▶ _Region annotation records_:
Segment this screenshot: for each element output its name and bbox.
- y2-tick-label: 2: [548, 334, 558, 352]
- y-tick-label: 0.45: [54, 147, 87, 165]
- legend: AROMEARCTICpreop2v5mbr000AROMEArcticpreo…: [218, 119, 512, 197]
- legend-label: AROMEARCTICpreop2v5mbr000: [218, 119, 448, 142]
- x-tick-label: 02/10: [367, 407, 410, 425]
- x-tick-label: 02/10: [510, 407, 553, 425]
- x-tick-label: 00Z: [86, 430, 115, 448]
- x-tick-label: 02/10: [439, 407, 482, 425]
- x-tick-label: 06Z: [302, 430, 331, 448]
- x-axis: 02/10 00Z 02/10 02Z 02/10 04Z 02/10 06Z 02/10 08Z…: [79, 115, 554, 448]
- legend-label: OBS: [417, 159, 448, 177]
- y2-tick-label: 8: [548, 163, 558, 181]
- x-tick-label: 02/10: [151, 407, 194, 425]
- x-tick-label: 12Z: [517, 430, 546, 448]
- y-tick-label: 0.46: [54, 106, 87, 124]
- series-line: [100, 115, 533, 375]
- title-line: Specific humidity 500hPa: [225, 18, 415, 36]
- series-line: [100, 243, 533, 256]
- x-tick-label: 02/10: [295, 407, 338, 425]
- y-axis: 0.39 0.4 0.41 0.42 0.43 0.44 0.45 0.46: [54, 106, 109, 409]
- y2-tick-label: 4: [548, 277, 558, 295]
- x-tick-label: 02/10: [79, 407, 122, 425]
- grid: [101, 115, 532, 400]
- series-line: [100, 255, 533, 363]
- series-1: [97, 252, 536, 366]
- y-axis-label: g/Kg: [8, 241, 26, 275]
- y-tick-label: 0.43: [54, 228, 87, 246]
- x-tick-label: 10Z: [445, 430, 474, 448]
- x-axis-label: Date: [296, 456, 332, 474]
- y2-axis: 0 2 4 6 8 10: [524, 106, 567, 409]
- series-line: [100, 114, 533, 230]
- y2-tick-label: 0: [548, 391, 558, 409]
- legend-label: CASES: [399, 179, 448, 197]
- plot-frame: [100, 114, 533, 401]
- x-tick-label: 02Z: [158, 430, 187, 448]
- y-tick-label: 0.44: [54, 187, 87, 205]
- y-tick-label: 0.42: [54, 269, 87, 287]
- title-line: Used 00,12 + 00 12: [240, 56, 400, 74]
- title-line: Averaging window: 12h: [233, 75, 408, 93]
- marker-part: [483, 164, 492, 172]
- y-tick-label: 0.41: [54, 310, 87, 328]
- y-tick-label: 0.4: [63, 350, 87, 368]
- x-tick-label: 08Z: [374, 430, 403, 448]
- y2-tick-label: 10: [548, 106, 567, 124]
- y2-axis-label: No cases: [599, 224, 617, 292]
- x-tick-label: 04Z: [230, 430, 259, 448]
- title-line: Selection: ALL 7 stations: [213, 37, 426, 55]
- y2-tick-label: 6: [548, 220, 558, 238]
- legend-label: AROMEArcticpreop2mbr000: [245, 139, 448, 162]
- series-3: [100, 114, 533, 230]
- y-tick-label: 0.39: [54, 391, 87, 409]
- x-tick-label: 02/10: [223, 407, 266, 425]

▶ _GIVEN INSTRUCTION_:
Recast every line of the records above as a numbered list, omitting any blank lines.

▶ _WRITTEN SOLUTION_:
1. Segment this screenshot: for each element output its name and bbox.
2. - y2-tick-label: 2: [548, 334, 558, 352]
3. - y-tick-label: 0.45: [54, 147, 87, 165]
4. - legend: AROMEARCTICpreop2v5mbr000AROMEArcticpreo…: [218, 119, 512, 197]
5. - legend-label: AROMEARCTICpreop2v5mbr000: [218, 119, 448, 142]
6. - x-tick-label: 02/10: [367, 407, 410, 425]
7. - x-tick-label: 02/10: [510, 407, 553, 425]
8. - x-tick-label: 00Z: [86, 430, 115, 448]
9. - x-tick-label: 02/10: [439, 407, 482, 425]
10. - x-tick-label: 06Z: [302, 430, 331, 448]
11. - x-axis: 02/10 00Z 02/10 02Z 02/10 04Z 02/10 06Z 02/10 08Z…: [79, 115, 554, 448]
12. - legend-label: OBS: [417, 159, 448, 177]
13. - y2-tick-label: 8: [548, 163, 558, 181]
14. - x-tick-label: 02/10: [151, 407, 194, 425]
15. - x-tick-label: 12Z: [517, 430, 546, 448]
16. - y-tick-label: 0.46: [54, 106, 87, 124]
17. - series-line: [100, 115, 533, 375]
18. - title-line: Specific humidity 500hPa: [225, 18, 415, 36]
19. - series-line: [100, 243, 533, 256]
20. - x-tick-label: 02/10: [295, 407, 338, 425]
21. - y-axis: 0.39 0.4 0.41 0.42 0.43 0.44 0.45 0.46: [54, 106, 109, 409]
22. - y2-tick-label: 4: [548, 277, 558, 295]
23. - x-tick-label: 02/10: [79, 407, 122, 425]
24. - grid: [101, 115, 532, 400]
25. - series-line: [100, 255, 533, 363]
26. - series-1: [97, 252, 536, 366]
27. - y-axis-label: g/Kg: [8, 241, 26, 275]
28. - y-tick-label: 0.43: [54, 228, 87, 246]
29. - x-tick-label: 10Z: [445, 430, 474, 448]
30. - x-axis-label: Date: [296, 456, 332, 474]
31. - y2-axis: 0 2 4 6 8 10: [524, 106, 567, 409]
32. - series-line: [100, 114, 533, 230]
33. - y2-tick-label: 0: [548, 391, 558, 409]
34. - legend-label: CASES: [399, 179, 448, 197]
35. - plot-frame: [100, 114, 533, 401]
36. - x-tick-label: 02Z: [158, 430, 187, 448]
37. - y-tick-label: 0.44: [54, 187, 87, 205]
38. - y-tick-label: 0.42: [54, 269, 87, 287]
39. - title-line: Used 00,12 + 00 12: [240, 56, 400, 74]
40. - title-line: Averaging window: 12h: [233, 75, 408, 93]
41. - marker-part: [483, 164, 492, 172]
42. - y-tick-label: 0.41: [54, 310, 87, 328]
43. - y-tick-label: 0.4: [63, 350, 87, 368]
44. - x-tick-label: 08Z: [374, 430, 403, 448]
45. - y2-tick-label: 10: [548, 106, 567, 124]
46. - y2-axis-label: No cases: [599, 224, 617, 292]
47. - x-tick-label: 04Z: [230, 430, 259, 448]
48. - title-line: Selection: ALL 7 stations: [213, 37, 426, 55]
49. - y2-tick-label: 6: [548, 220, 558, 238]
50. - legend-label: AROMEArcticpreop2mbr000: [245, 139, 448, 162]
51. - series-3: [100, 114, 533, 230]
52. - y-tick-label: 0.39: [54, 391, 87, 409]
53. - x-tick-label: 02/10: [223, 407, 266, 425]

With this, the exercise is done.